• **Work to complete**
From the records, pick out and copy each line containing "about".

■ ■ ■ ■ ■ ■ ■

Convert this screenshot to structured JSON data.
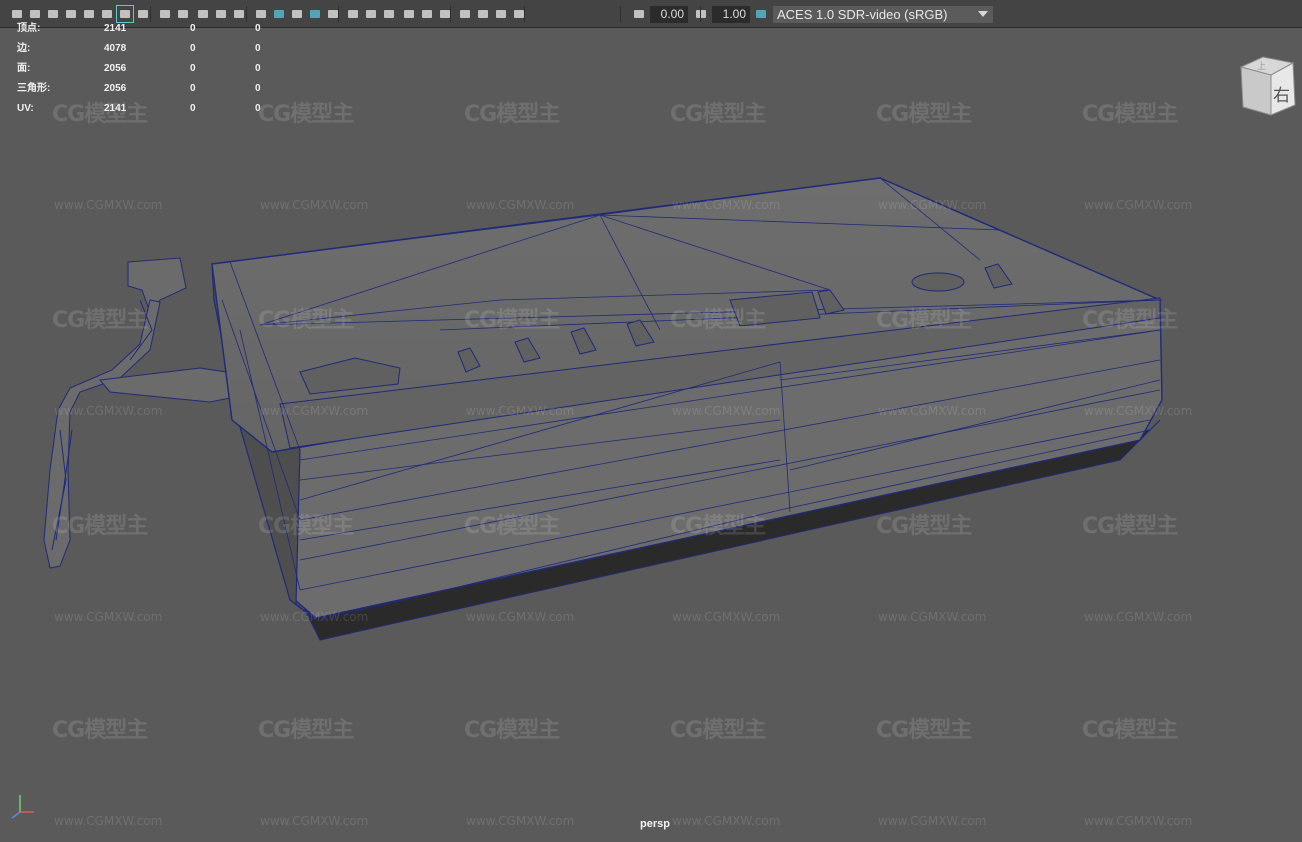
{
  "toolbar": {
    "icons": [
      "camera-icon",
      "camera-lock-icon",
      "camera-attributes-icon",
      "bookmark-icon",
      "image-plane-icon",
      "2d-pan-zoom-icon",
      "grease-pencil-icon",
      "grid-icon",
      "film-gate-icon",
      "resolution-gate-icon",
      "gate-mask-icon",
      "field-chart-icon",
      "safe-action-icon",
      "wireframe-icon",
      "smooth-shade-icon",
      "default-material-icon",
      "wireframe-on-shaded-icon",
      "textured-icon",
      "use-lights-icon",
      "shadows-icon",
      "screen-space-ao-icon",
      "motion-blur-icon",
      "multisample-aa-icon",
      "depth-of-field-icon",
      "isolate-select-icon",
      "xray-icon",
      "xray-joints-icon",
      "xray-active-icon",
      "exposure-icon",
      "gamma-icon",
      "color-management-icon"
    ],
    "exposure_value": "0.00",
    "gamma_value": "1.00",
    "color_space": "ACES 1.0 SDR-video (sRGB)",
    "accent": "#5ec8d6"
  },
  "hud": {
    "rows": [
      {
        "label": "顶点:",
        "values": [
          "2141",
          "0",
          "0"
        ]
      },
      {
        "label": "边:",
        "values": [
          "4078",
          "0",
          "0"
        ]
      },
      {
        "label": "面:",
        "values": [
          "2056",
          "0",
          "0"
        ]
      },
      {
        "label": "三角形:",
        "values": [
          "2056",
          "0",
          "0"
        ]
      },
      {
        "label": "UV:",
        "values": [
          "2141",
          "0",
          "0"
        ]
      }
    ]
  },
  "viewcube": {
    "top_face": "上",
    "front_face": "右"
  },
  "camera": "persp",
  "axis": {
    "x": "x",
    "y": "y",
    "z": "z"
  },
  "watermark": {
    "logo": "CG模型主",
    "url": "www.CGMXW.com"
  },
  "colors": {
    "background": "#5a5a5a",
    "wire": "#1f2a7a",
    "mesh": "#6b6b6b"
  }
}
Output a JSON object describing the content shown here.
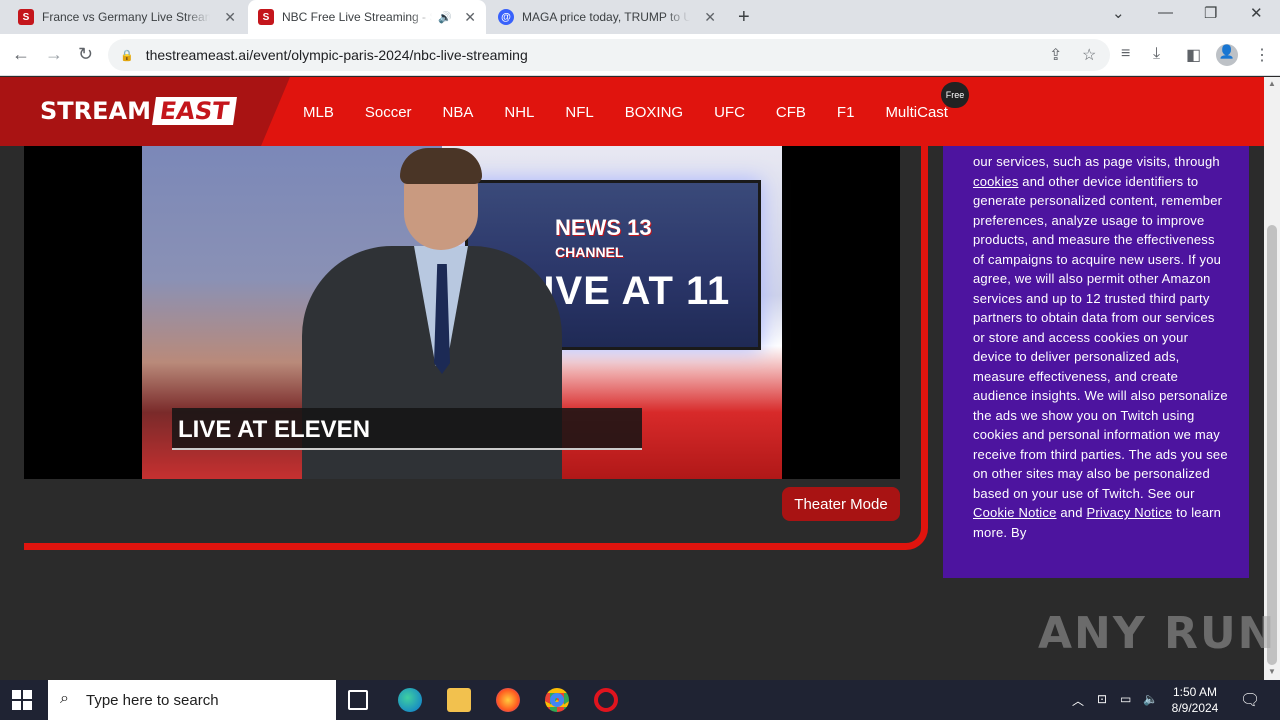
{
  "browser": {
    "tabs": [
      {
        "title": "France vs Germany Live Streaming",
        "favicon": "S",
        "favicon_color": "#c4161c",
        "active": false
      },
      {
        "title": "NBC Free Live Streaming - Stream",
        "favicon": "S",
        "favicon_color": "#c4161c",
        "active": true
      },
      {
        "title": "MAGA price today, TRUMP to USD",
        "favicon": "@",
        "favicon_color": "#3861fb",
        "active": false
      }
    ],
    "new_tab": "+",
    "url": "thestreameast.ai/event/olympic-paris-2024/nbc-live-streaming"
  },
  "site": {
    "logo_left": "STREAM",
    "logo_right": "EAST",
    "menu": [
      "MLB",
      "Soccer",
      "NBA",
      "NHL",
      "NFL",
      "BOXING",
      "UFC",
      "CFB",
      "F1",
      "MultiCast"
    ],
    "free_badge": "Free",
    "theater_mode": "Theater Mode"
  },
  "video": {
    "monitor_top": "NEWS 13",
    "monitor_sub": "CHANNEL",
    "monitor_live": "LIVE AT 11",
    "lower_third": "LIVE AT ELEVEN"
  },
  "consent": {
    "text_1": "our services, such as page visits, through ",
    "link_cookies": "cookies",
    "text_2": " and other device identifiers to generate personalized content, remember preferences, analyze usage to improve products, and measure the effectiveness of campaigns to acquire new users. If you agree, we will also permit other Amazon services and up to 12 trusted third party partners to obtain data from our services or store and access cookies on your device to deliver personalized ads, measure effectiveness, and create audience insights. We will also personalize the ads we show you on Twitch using cookies and personal information we may receive from third parties. The ads you see on other sites may also be personalized based on your use of Twitch. See our ",
    "link_cookie_notice": "Cookie Notice",
    "text_3": " and ",
    "link_privacy": "Privacy Notice",
    "text_4": " to learn more. By"
  },
  "watermark": "ANY RUN",
  "taskbar": {
    "search_placeholder": "Type here to search",
    "time": "1:50 AM",
    "date": "8/9/2024"
  }
}
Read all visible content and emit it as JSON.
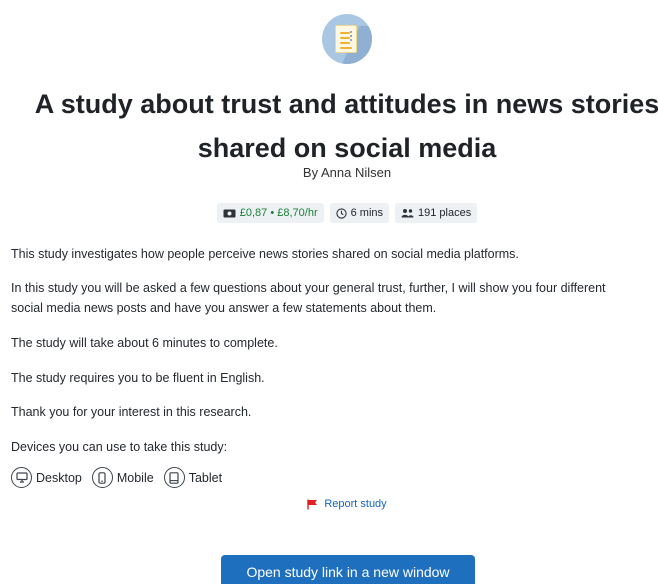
{
  "study": {
    "title_line1": "A study about trust and attitudes in news stories",
    "title_line2": "shared on social media",
    "author": "By Anna Nilsen",
    "icon": "document-icon"
  },
  "badges": {
    "reward": "£0,87 • £8,70/hr",
    "reward_icon": "cash-icon",
    "time": "6 mins",
    "time_icon": "clock-icon",
    "places": "191 places",
    "places_icon": "people-icon"
  },
  "description": {
    "p1": "This study investigates how people perceive news stories shared on social media platforms.",
    "p2_line1": "In this study you will be asked a few questions about your general trust, further, I will show you four different",
    "p2_line2": "social media news posts and have you answer a few statements about them.",
    "p3": "The study will take about 6 minutes to complete.",
    "p4": "The study requires you to be fluent in English.",
    "p5": "Thank you for your interest in this research.",
    "p6": "Devices you can use to take this study:"
  },
  "devices": [
    {
      "label": "Desktop",
      "icon": "desktop-icon"
    },
    {
      "label": "Mobile",
      "icon": "mobile-icon"
    },
    {
      "label": "Tablet",
      "icon": "tablet-icon"
    }
  ],
  "report": {
    "label": "Report study",
    "icon": "flag-icon",
    "color": "#e02020"
  },
  "open_button": {
    "label": "Open study link in a new window",
    "color": "#1f6fbf"
  }
}
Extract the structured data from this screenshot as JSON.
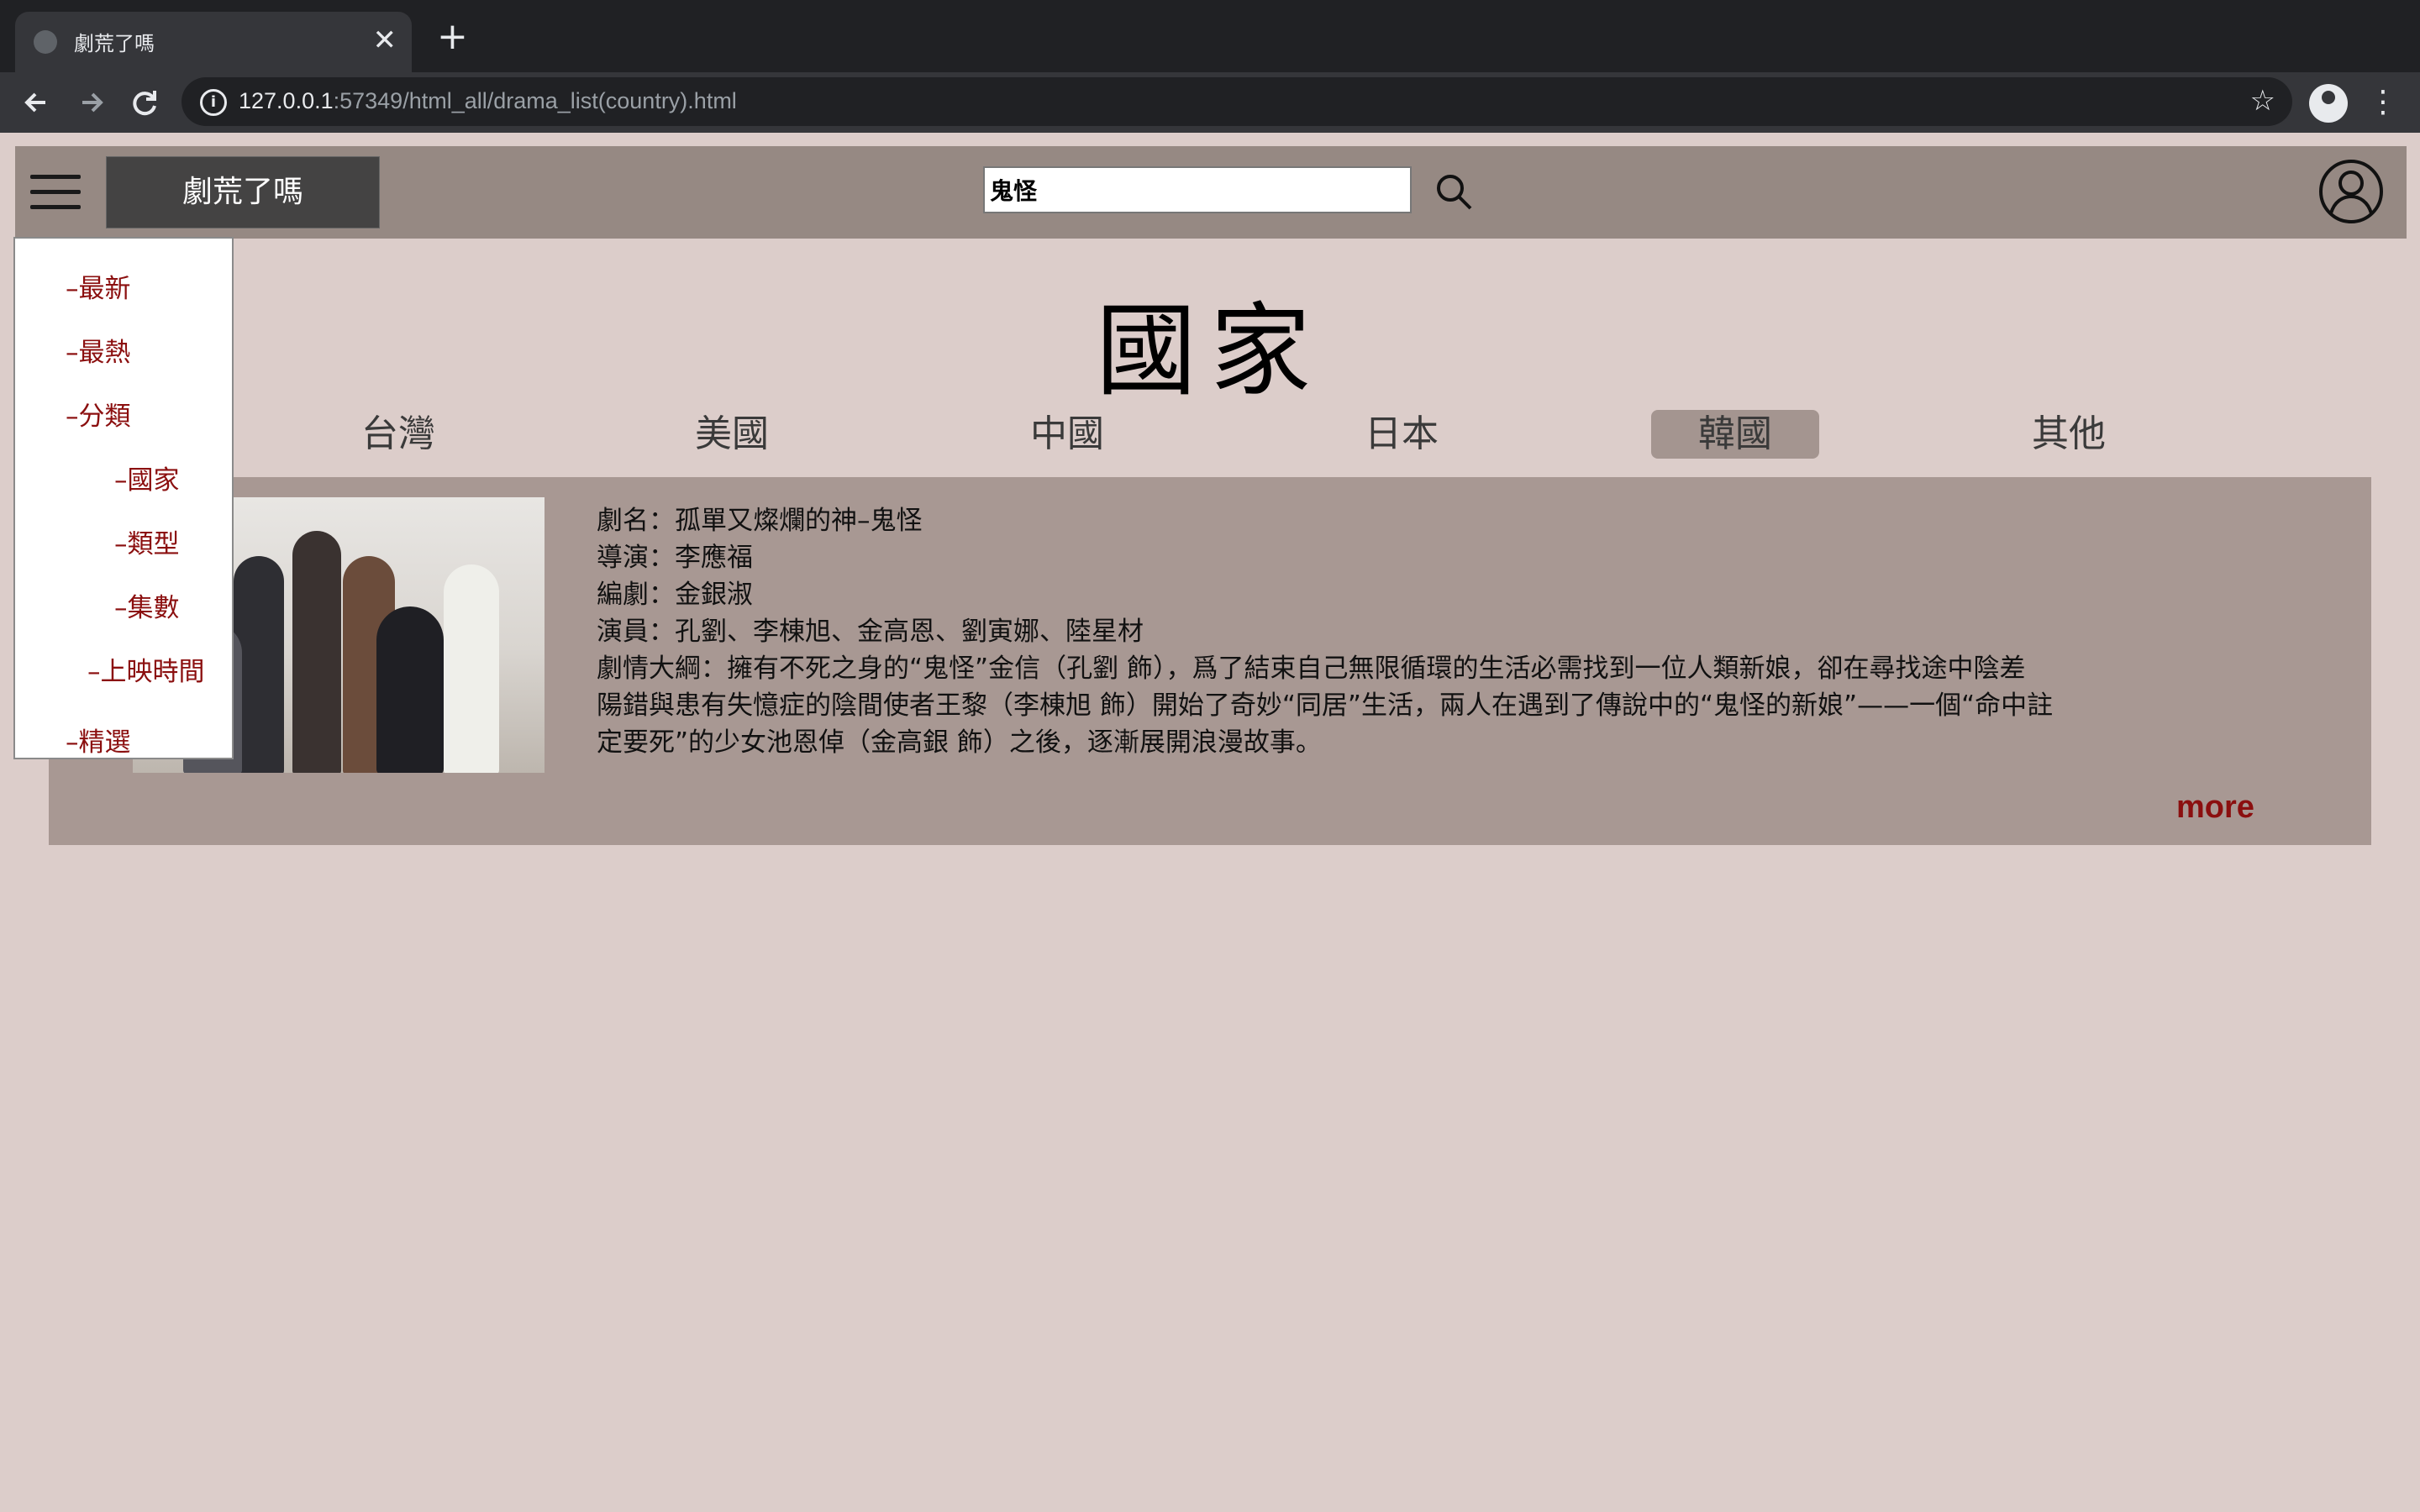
{
  "browser": {
    "tab_title": "劇荒了嗎",
    "close_glyph": "✕",
    "newtab_glyph": "+",
    "url_host": "127.0.0.1",
    "url_rest": ":57349/html_all/drama_list(country).html",
    "icons": [
      "globe-icon",
      "back-icon",
      "forward-icon",
      "reload-icon",
      "info-icon",
      "star-icon",
      "profile-icon",
      "menu-dots-icon"
    ]
  },
  "header": {
    "logo": "劇荒了嗎",
    "search_value": "鬼怪"
  },
  "page": {
    "title": "國家"
  },
  "countries": [
    "台灣",
    "美國",
    "中國",
    "日本",
    "韓國",
    "其他"
  ],
  "active_country": "韓國",
  "drama": {
    "name": "劇名：孤單又燦爛的神–鬼怪",
    "director": "導演：李應福",
    "writer": "編劇：金銀淑",
    "cast": "演員：孔劉、李棟旭、金高恩、劉寅娜、陸星材",
    "synopsis_1": "劇情大綱：擁有不死之身的“鬼怪”金信（孔劉 飾），爲了結束自己無限循環的生活必需找到一位人類新娘，卻在尋找途中陰差",
    "synopsis_2": "陽錯與患有失憶症的陰間使者王黎（李棟旭 飾）開始了奇妙“同居”生活，兩人在遇到了傳說中的“鬼怪的新娘”——一個“命中註",
    "synopsis_3": "定要死”的少女池恩倬（金高銀 飾）之後，逐漸展開浪漫故事。",
    "more": "more"
  },
  "menu": {
    "latest": "–最新",
    "hottest": "–最熱",
    "category": "–分類",
    "country": "–國家",
    "genre": "–類型",
    "episodes": "–集數",
    "airtime": "–上映時間",
    "featured": "–精選"
  },
  "colors": {
    "page_bg": "#dccdca",
    "header_bg": "#968983",
    "card_bg": "#a89893",
    "active_tab_bg": "#a49590",
    "link_red": "#8b0f0f"
  }
}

■ ■ ■ ■ ■ ■ ■

• **Exercise result**
    "title_line1": "A study about trust and attitudes in news stories",
    "p2_line1": "In this study you will be asked a few questions about your general trust, further, I will show you four different",
    "p2_line2": "social media news posts and have you answer a few statements about them.",
    "p3": "The study will take about 6 minutes to complete.",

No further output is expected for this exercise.